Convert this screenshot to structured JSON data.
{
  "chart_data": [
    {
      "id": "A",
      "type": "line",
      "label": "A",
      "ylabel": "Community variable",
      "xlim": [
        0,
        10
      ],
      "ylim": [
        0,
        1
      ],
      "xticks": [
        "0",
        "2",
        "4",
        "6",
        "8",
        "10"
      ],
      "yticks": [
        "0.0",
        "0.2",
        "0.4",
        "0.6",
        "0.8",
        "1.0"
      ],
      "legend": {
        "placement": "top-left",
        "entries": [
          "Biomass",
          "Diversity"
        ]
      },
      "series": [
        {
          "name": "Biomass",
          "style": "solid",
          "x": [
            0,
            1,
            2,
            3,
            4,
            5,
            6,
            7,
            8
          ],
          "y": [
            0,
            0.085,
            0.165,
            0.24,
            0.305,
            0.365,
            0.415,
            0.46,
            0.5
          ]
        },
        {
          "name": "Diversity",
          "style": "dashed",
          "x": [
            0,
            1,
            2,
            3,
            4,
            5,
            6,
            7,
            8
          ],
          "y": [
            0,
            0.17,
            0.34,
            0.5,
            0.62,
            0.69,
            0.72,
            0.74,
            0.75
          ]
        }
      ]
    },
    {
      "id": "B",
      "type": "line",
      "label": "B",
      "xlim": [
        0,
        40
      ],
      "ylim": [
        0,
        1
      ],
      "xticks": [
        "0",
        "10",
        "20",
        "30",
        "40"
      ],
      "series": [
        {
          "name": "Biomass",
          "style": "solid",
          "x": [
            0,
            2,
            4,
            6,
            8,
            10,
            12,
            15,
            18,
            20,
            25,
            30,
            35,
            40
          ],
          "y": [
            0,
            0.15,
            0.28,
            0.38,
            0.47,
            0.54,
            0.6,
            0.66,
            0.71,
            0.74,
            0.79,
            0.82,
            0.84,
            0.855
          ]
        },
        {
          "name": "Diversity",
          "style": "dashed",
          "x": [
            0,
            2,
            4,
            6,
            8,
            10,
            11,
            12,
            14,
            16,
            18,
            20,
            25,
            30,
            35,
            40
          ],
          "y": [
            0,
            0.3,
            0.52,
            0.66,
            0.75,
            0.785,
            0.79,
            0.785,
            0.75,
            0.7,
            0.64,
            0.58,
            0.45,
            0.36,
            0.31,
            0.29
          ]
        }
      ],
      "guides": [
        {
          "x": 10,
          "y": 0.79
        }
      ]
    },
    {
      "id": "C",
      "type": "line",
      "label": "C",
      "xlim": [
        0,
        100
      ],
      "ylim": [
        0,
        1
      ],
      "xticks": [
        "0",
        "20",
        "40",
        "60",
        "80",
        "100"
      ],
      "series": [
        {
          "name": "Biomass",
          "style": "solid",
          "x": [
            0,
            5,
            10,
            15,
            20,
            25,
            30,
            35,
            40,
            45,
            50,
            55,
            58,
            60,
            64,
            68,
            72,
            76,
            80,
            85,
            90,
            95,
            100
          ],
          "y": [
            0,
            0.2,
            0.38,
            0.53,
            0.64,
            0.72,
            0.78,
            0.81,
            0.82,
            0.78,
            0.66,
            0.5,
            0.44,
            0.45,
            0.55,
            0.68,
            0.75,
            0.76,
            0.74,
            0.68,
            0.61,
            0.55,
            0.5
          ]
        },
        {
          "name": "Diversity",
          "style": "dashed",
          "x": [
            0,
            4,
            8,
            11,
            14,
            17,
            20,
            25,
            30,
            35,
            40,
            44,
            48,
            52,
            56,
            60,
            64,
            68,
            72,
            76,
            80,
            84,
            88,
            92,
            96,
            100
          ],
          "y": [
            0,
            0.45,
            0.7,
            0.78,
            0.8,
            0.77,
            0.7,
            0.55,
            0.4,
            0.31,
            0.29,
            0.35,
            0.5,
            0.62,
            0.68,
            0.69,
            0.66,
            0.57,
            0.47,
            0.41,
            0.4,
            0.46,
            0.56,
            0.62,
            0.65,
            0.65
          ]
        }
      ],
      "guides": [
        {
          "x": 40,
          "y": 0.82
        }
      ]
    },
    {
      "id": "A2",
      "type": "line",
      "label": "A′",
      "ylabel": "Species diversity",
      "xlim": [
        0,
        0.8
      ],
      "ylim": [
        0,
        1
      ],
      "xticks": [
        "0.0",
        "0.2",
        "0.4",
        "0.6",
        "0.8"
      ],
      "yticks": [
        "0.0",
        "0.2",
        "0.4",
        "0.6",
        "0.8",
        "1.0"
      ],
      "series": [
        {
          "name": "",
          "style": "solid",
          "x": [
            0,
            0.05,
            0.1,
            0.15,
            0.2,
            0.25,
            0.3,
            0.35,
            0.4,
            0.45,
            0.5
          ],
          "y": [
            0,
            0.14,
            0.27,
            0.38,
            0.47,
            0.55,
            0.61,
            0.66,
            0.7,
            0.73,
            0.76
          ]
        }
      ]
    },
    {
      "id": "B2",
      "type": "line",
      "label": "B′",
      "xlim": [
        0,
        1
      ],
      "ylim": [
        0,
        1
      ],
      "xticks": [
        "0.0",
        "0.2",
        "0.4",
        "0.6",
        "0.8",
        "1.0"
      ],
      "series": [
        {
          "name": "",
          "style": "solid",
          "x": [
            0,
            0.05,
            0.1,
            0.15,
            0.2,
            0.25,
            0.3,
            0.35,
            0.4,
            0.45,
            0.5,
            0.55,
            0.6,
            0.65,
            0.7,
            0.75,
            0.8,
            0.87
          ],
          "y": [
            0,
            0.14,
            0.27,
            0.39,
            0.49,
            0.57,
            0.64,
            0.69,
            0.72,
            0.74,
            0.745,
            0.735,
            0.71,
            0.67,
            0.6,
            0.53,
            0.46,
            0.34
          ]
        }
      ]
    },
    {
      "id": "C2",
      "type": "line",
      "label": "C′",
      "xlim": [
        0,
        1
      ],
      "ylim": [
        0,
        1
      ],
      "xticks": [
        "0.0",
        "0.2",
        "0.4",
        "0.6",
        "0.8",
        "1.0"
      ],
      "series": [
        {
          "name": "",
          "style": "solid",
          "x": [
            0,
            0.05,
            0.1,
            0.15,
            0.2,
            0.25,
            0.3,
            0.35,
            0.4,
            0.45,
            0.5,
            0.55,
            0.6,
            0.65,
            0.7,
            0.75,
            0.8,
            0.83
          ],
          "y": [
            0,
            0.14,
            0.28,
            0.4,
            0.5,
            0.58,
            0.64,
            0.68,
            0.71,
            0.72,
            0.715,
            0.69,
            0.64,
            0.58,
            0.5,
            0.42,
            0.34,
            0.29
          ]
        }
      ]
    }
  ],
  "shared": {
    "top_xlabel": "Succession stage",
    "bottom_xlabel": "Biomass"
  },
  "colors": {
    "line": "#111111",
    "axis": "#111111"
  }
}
◆ ◆ ◆ ◆ ◆
Task brief: The entries above must be returned exactly.

Answer for this exercise:
Convert this screenshot to structured JSON data.
{
  "chart_data": [
    {
      "id": "A",
      "type": "line",
      "label": "A",
      "ylabel": "Community variable",
      "xlim": [
        0,
        10
      ],
      "ylim": [
        0,
        1
      ],
      "xticks": [
        "0",
        "2",
        "4",
        "6",
        "8",
        "10"
      ],
      "yticks": [
        "0.0",
        "0.2",
        "0.4",
        "0.6",
        "0.8",
        "1.0"
      ],
      "legend": {
        "placement": "top-left",
        "entries": [
          "Biomass",
          "Diversity"
        ]
      },
      "series": [
        {
          "name": "Biomass",
          "style": "solid",
          "x": [
            0,
            1,
            2,
            3,
            4,
            5,
            6,
            7,
            8
          ],
          "y": [
            0,
            0.085,
            0.165,
            0.24,
            0.305,
            0.365,
            0.415,
            0.46,
            0.5
          ]
        },
        {
          "name": "Diversity",
          "style": "dashed",
          "x": [
            0,
            1,
            2,
            3,
            4,
            5,
            6,
            7,
            8
          ],
          "y": [
            0,
            0.17,
            0.34,
            0.5,
            0.62,
            0.69,
            0.72,
            0.74,
            0.75
          ]
        }
      ]
    },
    {
      "id": "B",
      "type": "line",
      "label": "B",
      "xlim": [
        0,
        40
      ],
      "ylim": [
        0,
        1
      ],
      "xticks": [
        "0",
        "10",
        "20",
        "30",
        "40"
      ],
      "series": [
        {
          "name": "Biomass",
          "style": "solid",
          "x": [
            0,
            2,
            4,
            6,
            8,
            10,
            12,
            15,
            18,
            20,
            25,
            30,
            35,
            40
          ],
          "y": [
            0,
            0.15,
            0.28,
            0.38,
            0.47,
            0.54,
            0.6,
            0.66,
            0.71,
            0.74,
            0.79,
            0.82,
            0.84,
            0.855
          ]
        },
        {
          "name": "Diversity",
          "style": "dashed",
          "x": [
            0,
            2,
            4,
            6,
            8,
            10,
            11,
            12,
            14,
            16,
            18,
            20,
            25,
            30,
            35,
            40
          ],
          "y": [
            0,
            0.3,
            0.52,
            0.66,
            0.75,
            0.785,
            0.79,
            0.785,
            0.75,
            0.7,
            0.64,
            0.58,
            0.45,
            0.36,
            0.31,
            0.29
          ]
        }
      ],
      "guides": [
        {
          "x": 10,
          "y": 0.79
        }
      ]
    },
    {
      "id": "C",
      "type": "line",
      "label": "C",
      "xlim": [
        0,
        100
      ],
      "ylim": [
        0,
        1
      ],
      "xticks": [
        "0",
        "20",
        "40",
        "60",
        "80",
        "100"
      ],
      "series": [
        {
          "name": "Biomass",
          "style": "solid",
          "x": [
            0,
            5,
            10,
            15,
            20,
            25,
            30,
            35,
            40,
            45,
            50,
            55,
            58,
            60,
            64,
            68,
            72,
            76,
            80,
            85,
            90,
            95,
            100
          ],
          "y": [
            0,
            0.2,
            0.38,
            0.53,
            0.64,
            0.72,
            0.78,
            0.81,
            0.82,
            0.78,
            0.66,
            0.5,
            0.44,
            0.45,
            0.55,
            0.68,
            0.75,
            0.76,
            0.74,
            0.68,
            0.61,
            0.55,
            0.5
          ]
        },
        {
          "name": "Diversity",
          "style": "dashed",
          "x": [
            0,
            4,
            8,
            11,
            14,
            17,
            20,
            25,
            30,
            35,
            40,
            44,
            48,
            52,
            56,
            60,
            64,
            68,
            72,
            76,
            80,
            84,
            88,
            92,
            96,
            100
          ],
          "y": [
            0,
            0.45,
            0.7,
            0.78,
            0.8,
            0.77,
            0.7,
            0.55,
            0.4,
            0.31,
            0.29,
            0.35,
            0.5,
            0.62,
            0.68,
            0.69,
            0.66,
            0.57,
            0.47,
            0.41,
            0.4,
            0.46,
            0.56,
            0.62,
            0.65,
            0.65
          ]
        }
      ],
      "guides": [
        {
          "x": 40,
          "y": 0.82
        }
      ]
    },
    {
      "id": "A2",
      "type": "line",
      "label": "A′",
      "ylabel": "Species diversity",
      "xlim": [
        0,
        0.8
      ],
      "ylim": [
        0,
        1
      ],
      "xticks": [
        "0.0",
        "0.2",
        "0.4",
        "0.6",
        "0.8"
      ],
      "yticks": [
        "0.0",
        "0.2",
        "0.4",
        "0.6",
        "0.8",
        "1.0"
      ],
      "series": [
        {
          "name": "",
          "style": "solid",
          "x": [
            0,
            0.05,
            0.1,
            0.15,
            0.2,
            0.25,
            0.3,
            0.35,
            0.4,
            0.45,
            0.5
          ],
          "y": [
            0,
            0.14,
            0.27,
            0.38,
            0.47,
            0.55,
            0.61,
            0.66,
            0.7,
            0.73,
            0.76
          ]
        }
      ]
    },
    {
      "id": "B2",
      "type": "line",
      "label": "B′",
      "xlim": [
        0,
        1
      ],
      "ylim": [
        0,
        1
      ],
      "xticks": [
        "0.0",
        "0.2",
        "0.4",
        "0.6",
        "0.8",
        "1.0"
      ],
      "series": [
        {
          "name": "",
          "style": "solid",
          "x": [
            0,
            0.05,
            0.1,
            0.15,
            0.2,
            0.25,
            0.3,
            0.35,
            0.4,
            0.45,
            0.5,
            0.55,
            0.6,
            0.65,
            0.7,
            0.75,
            0.8,
            0.87
          ],
          "y": [
            0,
            0.14,
            0.27,
            0.39,
            0.49,
            0.57,
            0.64,
            0.69,
            0.72,
            0.74,
            0.745,
            0.735,
            0.71,
            0.67,
            0.6,
            0.53,
            0.46,
            0.34
          ]
        }
      ]
    },
    {
      "id": "C2",
      "type": "line",
      "label": "C′",
      "xlim": [
        0,
        1
      ],
      "ylim": [
        0,
        1
      ],
      "xticks": [
        "0.0",
        "0.2",
        "0.4",
        "0.6",
        "0.8",
        "1.0"
      ],
      "series": [
        {
          "name": "",
          "style": "solid",
          "x": [
            0,
            0.05,
            0.1,
            0.15,
            0.2,
            0.25,
            0.3,
            0.35,
            0.4,
            0.45,
            0.5,
            0.55,
            0.6,
            0.65,
            0.7,
            0.75,
            0.8,
            0.83
          ],
          "y": [
            0,
            0.14,
            0.28,
            0.4,
            0.5,
            0.58,
            0.64,
            0.68,
            0.71,
            0.72,
            0.715,
            0.69,
            0.64,
            0.58,
            0.5,
            0.42,
            0.34,
            0.29
          ]
        }
      ]
    }
  ],
  "shared": {
    "top_xlabel": "Succession stage",
    "bottom_xlabel": "Biomass"
  },
  "colors": {
    "line": "#111111",
    "axis": "#111111"
  }
}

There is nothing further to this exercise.